_Objectif_
Extrayez mot pour mot, dans la critique de l'album Paris Sous Seine, le passage qui s'ouvre sur les mots contenant « C'est d'ailleurs le » et se clôt sur « le cas ici. ».

_Section du texte_
══════

Malheureusement, si Flanner est très réussie, on ne pas dire que ce soit le cas des autres personnages. Spirou est relativement transparent pendant une bonne partie de l'album, et il faut attendre la « mort » de Spip et « la claque » pour croire voir un vrai perso avec des émotions, des motivations. Champignac est mi-figue mi-raisin : si ses interactions avec Flanner sont très bonnes, le début du tome lui donne des images de vieil ahuri complètement à côté de la plaque. Sans compter que Chamignac est mycologue à tendance chimiste à la base : un mycologue de génie certes, mais pas un ingénieur en robotique. Quant à Fantasio, ça a toujours été le plus grand ratage de M&M, qui sont complètement passés à côté du personnage. Leur Fantasio devient un roi de la gaffe, éternel adolescent « tel que vu par les parents », fan de jeux vidéos forcément « infantilisants », à l'humour pas toujours réussi. Si le personnage n'est pas insupportable, il est bien affadi. C'est aussi vrai dans une moindre mesure pour Spip, qui perd chez M&M tout son humour, même si les petits intermèdes « de son point de vue », sont des jolies trouvailles.
C'est d'ailleurs le plus gros problème de l'album (et de M&M en général) : ce n'est pas le plus drôle. On sent que le duo n'est pas à l'aise avec l'humour, alors il tente des choses, certains gags ou situations feront sourire (Fantasio qui bouche le trou par mégarde, ou le comportement des parisiens évacués), d'autres non (les gesticulations de Fantasio à Montmartre, dispensable). Heureusement, l'album compense son manque d'humour par de l'action bien dosée, qui rend la lecture très plaisante (je trouve). Si sur la longueur, le manque d'humour deviendra un problème, ça n'est pas encore le cas ici.
Bref, je vois Paris Sous Seine et son « Fin ? » comme une promesse : la promesse d'un nouvel antagoniste qui va donner du fil à retordre aux héros, d'une vision qui concilie aspect léger (les décors lumineux et colorés, certaines situations incroyables) et d'autres plus sombres (l'histoire de Flanner, sa mort prochaine...), bref une nouvelle version de Spirou. Bien entendu, la promesse ne sera pas bien respectée, mais donc pour moi Paris Sous Seine est une ouverture solide. Puisque j'oscille entre le 3 et le 4, que le 3.5 n'est pas possible dans les votes, et que je le relis malgré tout avec beaucoup de plaisir, c'est donc un petit 4.

══════

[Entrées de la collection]
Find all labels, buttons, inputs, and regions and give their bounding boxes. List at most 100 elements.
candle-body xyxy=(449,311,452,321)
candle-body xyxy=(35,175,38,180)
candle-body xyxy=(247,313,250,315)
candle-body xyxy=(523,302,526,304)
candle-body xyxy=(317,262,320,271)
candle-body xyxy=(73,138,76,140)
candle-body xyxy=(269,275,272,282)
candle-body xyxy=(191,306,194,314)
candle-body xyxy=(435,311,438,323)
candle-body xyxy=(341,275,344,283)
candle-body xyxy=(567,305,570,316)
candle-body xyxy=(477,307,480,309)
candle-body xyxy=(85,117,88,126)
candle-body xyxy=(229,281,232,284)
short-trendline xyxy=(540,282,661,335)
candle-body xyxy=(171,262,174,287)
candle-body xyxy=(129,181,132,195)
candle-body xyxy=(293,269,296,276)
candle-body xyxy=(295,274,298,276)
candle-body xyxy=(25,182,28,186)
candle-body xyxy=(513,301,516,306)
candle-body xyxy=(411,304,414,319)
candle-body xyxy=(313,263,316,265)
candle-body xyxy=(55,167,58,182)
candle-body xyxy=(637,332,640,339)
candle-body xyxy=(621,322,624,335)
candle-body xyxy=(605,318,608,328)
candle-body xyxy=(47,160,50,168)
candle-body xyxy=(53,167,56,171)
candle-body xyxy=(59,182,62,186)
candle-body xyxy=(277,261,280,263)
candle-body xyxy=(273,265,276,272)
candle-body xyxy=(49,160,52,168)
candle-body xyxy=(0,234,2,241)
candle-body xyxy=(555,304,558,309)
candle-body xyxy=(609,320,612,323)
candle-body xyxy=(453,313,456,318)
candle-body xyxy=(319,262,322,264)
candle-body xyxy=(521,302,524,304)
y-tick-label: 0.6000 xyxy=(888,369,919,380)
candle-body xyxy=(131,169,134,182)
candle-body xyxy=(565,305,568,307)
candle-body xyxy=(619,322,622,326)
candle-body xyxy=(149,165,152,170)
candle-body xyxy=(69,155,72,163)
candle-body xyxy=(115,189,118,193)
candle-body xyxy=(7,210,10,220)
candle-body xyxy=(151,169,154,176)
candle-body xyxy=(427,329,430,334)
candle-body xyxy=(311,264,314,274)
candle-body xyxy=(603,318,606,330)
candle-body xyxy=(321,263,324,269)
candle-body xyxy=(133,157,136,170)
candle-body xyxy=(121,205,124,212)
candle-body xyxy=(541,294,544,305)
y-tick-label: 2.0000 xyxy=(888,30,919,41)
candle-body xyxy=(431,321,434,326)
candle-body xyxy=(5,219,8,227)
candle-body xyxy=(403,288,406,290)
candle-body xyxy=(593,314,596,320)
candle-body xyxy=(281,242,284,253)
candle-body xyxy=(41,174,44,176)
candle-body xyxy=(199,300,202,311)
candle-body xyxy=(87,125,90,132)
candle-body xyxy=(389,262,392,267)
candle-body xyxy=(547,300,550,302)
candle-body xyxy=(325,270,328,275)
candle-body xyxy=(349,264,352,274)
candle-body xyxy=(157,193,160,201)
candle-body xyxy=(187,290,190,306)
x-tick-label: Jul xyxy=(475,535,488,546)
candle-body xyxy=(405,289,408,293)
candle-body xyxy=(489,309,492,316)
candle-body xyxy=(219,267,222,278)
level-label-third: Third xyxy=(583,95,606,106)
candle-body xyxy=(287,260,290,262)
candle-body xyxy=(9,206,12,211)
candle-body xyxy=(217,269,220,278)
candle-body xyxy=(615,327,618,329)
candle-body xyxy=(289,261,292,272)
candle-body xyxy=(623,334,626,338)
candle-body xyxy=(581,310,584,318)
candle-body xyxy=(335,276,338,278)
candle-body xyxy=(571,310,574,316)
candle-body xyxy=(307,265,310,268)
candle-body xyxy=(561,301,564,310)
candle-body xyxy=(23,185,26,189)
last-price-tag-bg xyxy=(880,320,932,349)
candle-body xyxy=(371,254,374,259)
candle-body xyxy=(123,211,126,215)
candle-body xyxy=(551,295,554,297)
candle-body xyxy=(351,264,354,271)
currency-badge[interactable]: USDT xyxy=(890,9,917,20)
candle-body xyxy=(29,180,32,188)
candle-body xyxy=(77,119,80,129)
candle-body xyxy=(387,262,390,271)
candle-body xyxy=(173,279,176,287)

══════

_Réponse finale_
C'est d'ailleurs le plus gros problème de l'album (et de M&M en général) : ce n'est pas le plus drôle. On sent que le duo n'est pas à l'aise avec l'humour, alors il tente des choses, certains gags ou situations feront sourire (Fantasio qui bouche le trou par mégarde, ou le comportement des parisiens évacués), d'autres non (les gesticulations de Fantasio à Montmartre, dispensable). Heureusement, l'album compense son manque d'humour par de l'action bien dosée, qui rend la lecture très plaisante (je trouve). Si sur la longueur, le manque d'humour deviendra un problème, ça n'est pas encore le cas ici.